WRITTEN INSTRUCTION
Transcribe the items verbatim, starting at the very first line and ending at the line that contains "key-slash[interactable]: ? /".

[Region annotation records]
-- BEGIN --

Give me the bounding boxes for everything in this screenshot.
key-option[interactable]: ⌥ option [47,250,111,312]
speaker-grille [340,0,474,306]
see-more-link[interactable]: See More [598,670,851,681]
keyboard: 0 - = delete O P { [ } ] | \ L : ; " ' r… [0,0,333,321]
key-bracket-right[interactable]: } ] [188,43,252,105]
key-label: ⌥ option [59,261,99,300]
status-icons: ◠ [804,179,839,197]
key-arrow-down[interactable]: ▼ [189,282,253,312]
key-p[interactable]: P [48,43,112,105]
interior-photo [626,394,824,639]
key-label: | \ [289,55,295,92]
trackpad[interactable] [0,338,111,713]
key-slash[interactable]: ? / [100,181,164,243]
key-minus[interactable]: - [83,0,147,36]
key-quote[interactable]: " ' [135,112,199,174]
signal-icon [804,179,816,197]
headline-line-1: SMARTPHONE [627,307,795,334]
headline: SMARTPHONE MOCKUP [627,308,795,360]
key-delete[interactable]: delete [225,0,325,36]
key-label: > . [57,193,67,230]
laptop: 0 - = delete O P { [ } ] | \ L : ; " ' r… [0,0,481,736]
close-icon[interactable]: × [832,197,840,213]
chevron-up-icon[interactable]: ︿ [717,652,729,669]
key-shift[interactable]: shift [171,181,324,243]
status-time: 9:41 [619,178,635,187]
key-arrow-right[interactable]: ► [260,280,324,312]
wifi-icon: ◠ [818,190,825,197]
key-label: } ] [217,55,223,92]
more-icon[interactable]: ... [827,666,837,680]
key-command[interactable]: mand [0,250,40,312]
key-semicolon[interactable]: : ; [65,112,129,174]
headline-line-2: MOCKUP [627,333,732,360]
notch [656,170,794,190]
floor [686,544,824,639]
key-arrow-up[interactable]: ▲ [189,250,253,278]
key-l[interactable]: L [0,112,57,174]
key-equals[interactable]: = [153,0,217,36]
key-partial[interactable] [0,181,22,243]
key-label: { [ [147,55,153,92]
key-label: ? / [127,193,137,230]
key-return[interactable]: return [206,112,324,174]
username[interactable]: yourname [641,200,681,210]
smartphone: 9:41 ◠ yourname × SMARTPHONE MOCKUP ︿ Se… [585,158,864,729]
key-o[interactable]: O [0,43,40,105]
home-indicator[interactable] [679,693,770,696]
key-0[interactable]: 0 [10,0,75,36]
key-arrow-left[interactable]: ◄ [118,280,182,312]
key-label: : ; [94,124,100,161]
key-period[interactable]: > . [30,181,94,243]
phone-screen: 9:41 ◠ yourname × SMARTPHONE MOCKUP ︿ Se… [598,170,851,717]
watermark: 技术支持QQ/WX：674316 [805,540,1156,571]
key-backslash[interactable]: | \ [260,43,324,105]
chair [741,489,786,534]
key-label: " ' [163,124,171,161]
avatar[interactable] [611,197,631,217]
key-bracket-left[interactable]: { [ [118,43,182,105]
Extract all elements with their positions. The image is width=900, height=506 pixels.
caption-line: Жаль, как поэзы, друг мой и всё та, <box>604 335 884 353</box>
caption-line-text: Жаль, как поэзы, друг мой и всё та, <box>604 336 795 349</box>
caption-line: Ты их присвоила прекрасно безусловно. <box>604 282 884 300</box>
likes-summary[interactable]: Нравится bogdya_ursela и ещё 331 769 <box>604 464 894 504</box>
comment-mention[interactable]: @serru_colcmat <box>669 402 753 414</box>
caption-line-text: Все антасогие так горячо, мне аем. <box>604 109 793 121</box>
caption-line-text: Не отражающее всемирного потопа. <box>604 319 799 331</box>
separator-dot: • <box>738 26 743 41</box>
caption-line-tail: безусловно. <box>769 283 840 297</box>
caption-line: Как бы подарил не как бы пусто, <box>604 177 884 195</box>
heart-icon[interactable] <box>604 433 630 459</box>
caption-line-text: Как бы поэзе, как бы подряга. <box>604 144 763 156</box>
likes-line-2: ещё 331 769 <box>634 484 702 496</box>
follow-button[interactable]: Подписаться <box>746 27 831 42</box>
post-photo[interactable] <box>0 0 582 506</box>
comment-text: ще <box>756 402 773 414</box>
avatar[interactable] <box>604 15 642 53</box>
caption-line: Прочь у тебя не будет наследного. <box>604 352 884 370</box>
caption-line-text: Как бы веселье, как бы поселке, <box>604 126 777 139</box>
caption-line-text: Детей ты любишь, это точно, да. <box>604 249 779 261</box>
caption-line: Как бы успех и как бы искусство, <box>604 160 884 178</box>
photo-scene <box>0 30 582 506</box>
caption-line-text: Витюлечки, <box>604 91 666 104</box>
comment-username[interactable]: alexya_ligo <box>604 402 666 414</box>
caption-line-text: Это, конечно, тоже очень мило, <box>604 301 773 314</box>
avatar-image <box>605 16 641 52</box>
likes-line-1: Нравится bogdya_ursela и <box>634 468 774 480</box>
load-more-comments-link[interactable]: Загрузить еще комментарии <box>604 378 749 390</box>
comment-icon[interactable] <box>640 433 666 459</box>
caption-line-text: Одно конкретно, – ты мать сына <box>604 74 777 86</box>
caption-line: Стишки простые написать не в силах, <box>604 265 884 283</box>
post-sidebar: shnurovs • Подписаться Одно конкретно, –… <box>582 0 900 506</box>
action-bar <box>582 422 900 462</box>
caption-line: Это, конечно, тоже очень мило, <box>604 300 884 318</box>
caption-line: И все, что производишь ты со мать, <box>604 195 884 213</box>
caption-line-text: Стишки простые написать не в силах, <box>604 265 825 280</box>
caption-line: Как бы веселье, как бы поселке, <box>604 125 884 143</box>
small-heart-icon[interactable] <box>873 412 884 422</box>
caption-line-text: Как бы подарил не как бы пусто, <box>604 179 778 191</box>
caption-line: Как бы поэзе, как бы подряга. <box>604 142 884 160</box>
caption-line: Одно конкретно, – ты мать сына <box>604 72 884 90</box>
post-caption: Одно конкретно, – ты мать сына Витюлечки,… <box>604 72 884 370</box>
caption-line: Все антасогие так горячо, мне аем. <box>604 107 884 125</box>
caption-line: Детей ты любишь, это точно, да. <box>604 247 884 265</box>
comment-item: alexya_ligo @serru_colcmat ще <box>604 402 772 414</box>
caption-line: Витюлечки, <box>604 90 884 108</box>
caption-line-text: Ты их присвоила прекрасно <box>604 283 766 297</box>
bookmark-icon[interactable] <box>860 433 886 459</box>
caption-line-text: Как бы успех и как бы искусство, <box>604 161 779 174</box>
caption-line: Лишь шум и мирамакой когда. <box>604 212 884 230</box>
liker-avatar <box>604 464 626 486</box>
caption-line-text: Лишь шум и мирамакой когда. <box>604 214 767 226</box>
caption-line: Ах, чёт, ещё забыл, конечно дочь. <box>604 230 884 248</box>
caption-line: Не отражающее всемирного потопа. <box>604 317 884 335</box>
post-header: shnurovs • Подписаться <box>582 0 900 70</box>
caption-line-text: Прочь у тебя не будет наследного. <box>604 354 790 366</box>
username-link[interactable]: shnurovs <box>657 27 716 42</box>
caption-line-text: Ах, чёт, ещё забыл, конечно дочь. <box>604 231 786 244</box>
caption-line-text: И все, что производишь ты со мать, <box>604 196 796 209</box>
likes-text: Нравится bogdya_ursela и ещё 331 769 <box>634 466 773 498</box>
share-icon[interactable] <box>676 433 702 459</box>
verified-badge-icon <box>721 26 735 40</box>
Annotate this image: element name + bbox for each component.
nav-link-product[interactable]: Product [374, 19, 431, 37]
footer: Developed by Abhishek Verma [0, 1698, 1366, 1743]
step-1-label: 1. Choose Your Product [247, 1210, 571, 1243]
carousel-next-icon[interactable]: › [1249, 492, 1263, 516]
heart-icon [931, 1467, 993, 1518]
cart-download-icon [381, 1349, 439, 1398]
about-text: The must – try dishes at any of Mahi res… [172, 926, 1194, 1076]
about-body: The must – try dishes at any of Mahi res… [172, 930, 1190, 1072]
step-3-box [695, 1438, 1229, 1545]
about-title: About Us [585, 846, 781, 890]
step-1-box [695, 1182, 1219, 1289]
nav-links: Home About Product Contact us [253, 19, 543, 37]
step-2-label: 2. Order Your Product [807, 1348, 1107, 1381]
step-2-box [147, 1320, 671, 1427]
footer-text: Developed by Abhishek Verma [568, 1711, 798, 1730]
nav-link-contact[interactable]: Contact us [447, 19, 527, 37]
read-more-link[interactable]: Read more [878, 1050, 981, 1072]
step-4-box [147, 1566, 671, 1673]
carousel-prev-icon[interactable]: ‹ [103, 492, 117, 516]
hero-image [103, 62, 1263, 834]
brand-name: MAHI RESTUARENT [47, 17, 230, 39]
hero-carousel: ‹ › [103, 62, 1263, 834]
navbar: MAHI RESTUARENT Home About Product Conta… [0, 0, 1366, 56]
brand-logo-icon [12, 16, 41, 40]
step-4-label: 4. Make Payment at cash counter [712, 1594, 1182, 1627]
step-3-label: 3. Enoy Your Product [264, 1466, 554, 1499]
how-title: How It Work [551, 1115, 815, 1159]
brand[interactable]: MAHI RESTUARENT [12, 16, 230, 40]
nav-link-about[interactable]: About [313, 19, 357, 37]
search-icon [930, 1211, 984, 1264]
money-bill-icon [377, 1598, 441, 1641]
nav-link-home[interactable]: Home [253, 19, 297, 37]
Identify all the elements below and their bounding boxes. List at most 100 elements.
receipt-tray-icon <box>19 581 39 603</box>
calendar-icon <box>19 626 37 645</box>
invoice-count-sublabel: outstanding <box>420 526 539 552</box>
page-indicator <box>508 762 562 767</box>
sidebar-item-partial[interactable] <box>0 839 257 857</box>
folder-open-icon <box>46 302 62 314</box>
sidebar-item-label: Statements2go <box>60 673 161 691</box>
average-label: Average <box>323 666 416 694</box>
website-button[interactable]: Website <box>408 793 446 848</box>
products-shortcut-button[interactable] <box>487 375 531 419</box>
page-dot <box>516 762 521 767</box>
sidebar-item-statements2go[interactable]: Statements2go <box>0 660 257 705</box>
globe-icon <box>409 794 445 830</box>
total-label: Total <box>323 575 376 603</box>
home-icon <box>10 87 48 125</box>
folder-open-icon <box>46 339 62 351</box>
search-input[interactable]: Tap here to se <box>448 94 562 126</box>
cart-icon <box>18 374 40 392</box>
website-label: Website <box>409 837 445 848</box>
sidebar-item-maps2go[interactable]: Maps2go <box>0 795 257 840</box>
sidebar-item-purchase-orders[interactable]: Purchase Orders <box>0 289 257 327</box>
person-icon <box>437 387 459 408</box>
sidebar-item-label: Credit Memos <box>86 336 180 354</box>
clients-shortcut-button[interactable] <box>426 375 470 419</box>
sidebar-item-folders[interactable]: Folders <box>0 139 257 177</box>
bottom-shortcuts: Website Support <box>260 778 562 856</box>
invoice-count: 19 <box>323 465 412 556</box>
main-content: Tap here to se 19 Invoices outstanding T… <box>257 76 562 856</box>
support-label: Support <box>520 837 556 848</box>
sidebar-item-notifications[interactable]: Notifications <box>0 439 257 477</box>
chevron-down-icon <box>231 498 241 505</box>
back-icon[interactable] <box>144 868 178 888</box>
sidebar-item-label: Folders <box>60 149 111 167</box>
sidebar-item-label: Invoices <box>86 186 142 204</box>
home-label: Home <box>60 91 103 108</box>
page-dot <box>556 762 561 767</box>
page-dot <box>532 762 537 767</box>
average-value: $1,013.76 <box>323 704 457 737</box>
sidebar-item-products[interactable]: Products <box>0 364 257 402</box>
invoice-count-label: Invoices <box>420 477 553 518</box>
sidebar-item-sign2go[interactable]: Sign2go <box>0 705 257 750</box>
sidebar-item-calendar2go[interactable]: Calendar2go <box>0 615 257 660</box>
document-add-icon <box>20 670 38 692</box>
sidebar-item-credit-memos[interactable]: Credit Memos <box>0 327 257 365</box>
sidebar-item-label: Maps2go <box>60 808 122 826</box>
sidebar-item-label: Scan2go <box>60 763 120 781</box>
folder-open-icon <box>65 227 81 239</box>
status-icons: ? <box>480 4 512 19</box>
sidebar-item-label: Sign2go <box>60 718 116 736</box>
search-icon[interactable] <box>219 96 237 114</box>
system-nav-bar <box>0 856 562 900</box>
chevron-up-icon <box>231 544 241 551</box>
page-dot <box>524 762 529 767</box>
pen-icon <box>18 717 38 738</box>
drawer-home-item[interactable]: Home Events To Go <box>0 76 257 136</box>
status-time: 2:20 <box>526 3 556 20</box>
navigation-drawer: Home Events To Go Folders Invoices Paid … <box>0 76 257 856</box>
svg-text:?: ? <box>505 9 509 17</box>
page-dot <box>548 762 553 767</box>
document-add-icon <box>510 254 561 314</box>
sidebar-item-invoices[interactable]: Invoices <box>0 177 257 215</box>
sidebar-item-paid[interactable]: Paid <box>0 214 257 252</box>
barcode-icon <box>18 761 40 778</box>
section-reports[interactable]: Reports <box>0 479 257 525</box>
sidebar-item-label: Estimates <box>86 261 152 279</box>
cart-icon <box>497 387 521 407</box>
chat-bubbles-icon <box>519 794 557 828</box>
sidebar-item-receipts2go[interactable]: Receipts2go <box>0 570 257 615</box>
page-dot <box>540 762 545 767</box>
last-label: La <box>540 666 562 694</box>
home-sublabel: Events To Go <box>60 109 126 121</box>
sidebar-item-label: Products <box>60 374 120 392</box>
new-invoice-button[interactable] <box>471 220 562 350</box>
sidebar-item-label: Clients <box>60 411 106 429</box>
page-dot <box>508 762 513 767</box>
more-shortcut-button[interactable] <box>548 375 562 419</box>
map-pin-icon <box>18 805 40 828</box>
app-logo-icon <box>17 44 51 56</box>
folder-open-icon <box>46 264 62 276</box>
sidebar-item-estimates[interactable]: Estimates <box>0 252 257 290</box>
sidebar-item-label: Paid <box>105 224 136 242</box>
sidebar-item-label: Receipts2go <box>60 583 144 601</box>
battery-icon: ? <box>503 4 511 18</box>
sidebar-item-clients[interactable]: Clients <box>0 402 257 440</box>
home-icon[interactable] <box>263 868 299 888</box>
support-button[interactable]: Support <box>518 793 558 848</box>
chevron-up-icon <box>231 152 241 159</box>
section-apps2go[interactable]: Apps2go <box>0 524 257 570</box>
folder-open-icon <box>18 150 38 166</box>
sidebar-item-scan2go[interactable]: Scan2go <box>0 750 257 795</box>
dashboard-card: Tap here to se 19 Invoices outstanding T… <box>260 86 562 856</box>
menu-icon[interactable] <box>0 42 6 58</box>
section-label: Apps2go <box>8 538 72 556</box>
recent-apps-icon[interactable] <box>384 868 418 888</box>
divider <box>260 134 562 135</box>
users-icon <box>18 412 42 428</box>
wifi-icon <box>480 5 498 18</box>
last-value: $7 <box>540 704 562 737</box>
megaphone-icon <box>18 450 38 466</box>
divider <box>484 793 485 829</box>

-- END --

CORRECT RESULT
Give me the bounding boxes for everything in this screenshot.
key-option[interactable]: ⌥ option [47,250,111,312]
speaker-grille [340,0,474,306]
see-more-link[interactable]: See More [598,670,851,681]
keyboard: 0 - = delete O P { [ } ] | \ L : ; " ' r… [0,0,333,321]
key-bracket-right[interactable]: } ] [188,43,252,105]
key-label: ⌥ option [59,261,99,300]
status-icons: ◠ [804,179,839,197]
key-arrow-down[interactable]: ▼ [189,282,253,312]
key-p[interactable]: P [48,43,112,105]
interior-photo [626,394,824,639]
key-label: | \ [289,55,295,92]
trackpad[interactable] [0,338,111,713]
key-slash[interactable]: ? / [100,181,164,243]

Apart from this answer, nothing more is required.